• Exercise goal:
Give, as a bare number, the count of lines that contain the word "votre".

───

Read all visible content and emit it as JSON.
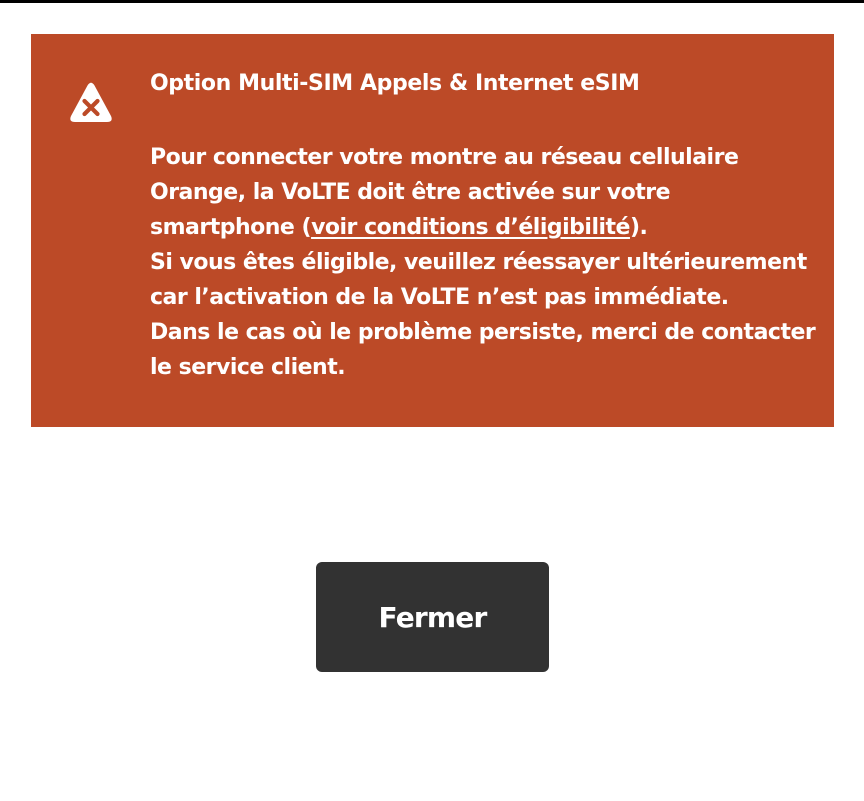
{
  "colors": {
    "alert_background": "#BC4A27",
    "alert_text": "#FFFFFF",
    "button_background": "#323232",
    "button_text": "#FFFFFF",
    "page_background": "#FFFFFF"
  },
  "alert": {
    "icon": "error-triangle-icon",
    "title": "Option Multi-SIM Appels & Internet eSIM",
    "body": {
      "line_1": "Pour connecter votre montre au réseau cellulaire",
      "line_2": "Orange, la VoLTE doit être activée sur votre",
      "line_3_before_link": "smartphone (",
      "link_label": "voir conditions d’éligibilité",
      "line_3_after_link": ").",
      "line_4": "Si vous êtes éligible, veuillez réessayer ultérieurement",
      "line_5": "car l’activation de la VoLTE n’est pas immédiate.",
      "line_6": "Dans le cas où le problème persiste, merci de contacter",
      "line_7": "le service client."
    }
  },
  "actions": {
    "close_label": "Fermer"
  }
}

───

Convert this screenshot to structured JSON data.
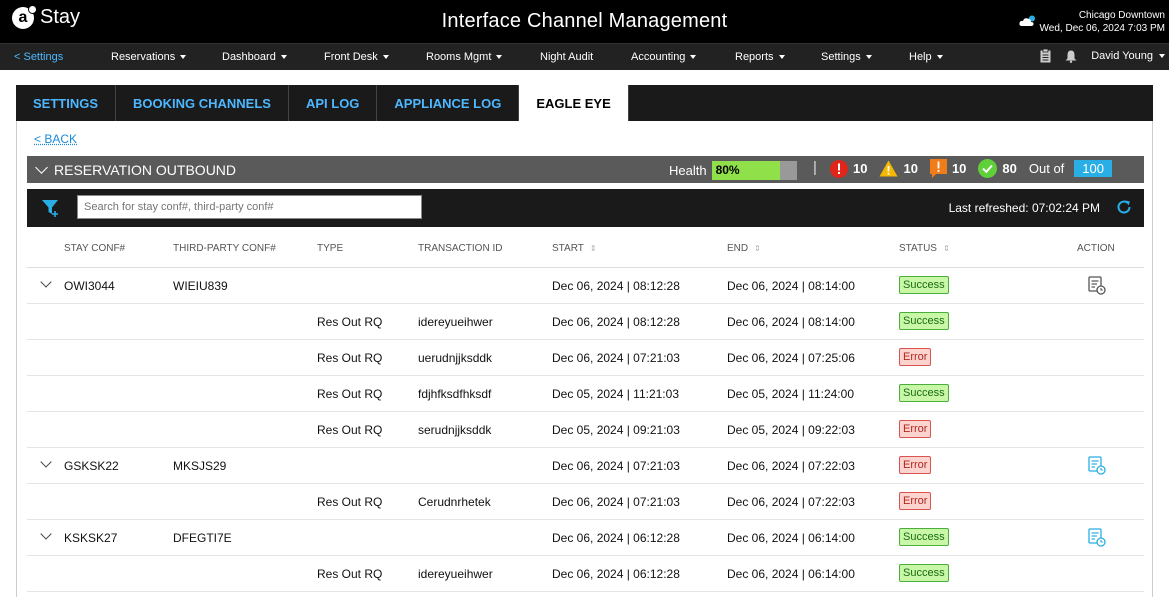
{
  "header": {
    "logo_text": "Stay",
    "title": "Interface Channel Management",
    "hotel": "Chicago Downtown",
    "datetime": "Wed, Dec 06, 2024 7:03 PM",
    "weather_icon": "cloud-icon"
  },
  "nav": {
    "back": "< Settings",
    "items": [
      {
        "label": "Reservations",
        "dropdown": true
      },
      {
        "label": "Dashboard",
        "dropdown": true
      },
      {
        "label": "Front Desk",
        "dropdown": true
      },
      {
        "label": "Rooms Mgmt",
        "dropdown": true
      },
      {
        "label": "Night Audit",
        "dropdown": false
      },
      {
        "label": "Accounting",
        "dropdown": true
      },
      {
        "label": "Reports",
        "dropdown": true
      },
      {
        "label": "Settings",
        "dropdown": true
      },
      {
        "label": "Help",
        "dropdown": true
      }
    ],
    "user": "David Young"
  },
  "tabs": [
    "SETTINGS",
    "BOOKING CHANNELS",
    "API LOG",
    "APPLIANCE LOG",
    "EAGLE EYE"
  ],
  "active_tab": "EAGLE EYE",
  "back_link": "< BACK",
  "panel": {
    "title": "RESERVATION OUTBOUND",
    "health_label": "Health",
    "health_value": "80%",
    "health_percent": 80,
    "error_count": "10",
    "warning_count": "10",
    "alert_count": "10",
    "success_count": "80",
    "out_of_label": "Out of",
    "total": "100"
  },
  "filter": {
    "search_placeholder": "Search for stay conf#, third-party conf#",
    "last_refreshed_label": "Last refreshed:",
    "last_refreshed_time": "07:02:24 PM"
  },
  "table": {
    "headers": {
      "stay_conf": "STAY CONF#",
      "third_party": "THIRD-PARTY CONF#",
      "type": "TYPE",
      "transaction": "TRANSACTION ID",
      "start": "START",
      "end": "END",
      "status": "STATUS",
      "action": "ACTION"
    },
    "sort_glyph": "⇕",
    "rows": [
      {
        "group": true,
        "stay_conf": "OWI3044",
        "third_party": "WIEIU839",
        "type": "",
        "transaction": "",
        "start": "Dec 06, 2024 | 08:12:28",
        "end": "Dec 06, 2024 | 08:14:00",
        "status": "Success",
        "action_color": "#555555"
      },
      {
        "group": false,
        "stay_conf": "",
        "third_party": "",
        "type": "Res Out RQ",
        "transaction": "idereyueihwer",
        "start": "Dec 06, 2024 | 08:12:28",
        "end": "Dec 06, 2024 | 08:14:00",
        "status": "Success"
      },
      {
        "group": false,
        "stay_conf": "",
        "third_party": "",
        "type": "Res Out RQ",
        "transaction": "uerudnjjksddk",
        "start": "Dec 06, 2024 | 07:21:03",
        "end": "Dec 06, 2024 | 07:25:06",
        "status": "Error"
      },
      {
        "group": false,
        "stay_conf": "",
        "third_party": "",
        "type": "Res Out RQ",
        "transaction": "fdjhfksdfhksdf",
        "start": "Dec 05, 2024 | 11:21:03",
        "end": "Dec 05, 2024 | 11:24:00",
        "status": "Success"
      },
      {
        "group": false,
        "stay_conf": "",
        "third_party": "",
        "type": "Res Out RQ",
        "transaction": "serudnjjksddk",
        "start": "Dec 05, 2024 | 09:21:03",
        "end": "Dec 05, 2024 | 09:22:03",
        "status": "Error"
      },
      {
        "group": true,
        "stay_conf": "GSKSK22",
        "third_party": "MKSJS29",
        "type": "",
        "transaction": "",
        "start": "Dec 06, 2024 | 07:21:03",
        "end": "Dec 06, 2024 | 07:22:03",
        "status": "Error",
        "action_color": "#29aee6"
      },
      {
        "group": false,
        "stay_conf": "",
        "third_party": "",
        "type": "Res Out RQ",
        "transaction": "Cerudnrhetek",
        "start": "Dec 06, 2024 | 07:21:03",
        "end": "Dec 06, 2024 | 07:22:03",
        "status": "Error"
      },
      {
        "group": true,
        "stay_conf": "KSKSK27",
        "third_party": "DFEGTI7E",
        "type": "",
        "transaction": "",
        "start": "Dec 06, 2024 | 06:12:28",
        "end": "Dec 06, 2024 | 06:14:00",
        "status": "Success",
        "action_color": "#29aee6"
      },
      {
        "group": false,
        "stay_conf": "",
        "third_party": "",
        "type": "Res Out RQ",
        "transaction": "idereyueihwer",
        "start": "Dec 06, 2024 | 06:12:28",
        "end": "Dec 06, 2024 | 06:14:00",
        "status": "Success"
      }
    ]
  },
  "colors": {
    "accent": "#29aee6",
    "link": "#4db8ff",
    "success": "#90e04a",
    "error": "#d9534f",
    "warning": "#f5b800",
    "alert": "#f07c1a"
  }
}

───

• Finished exercise:
2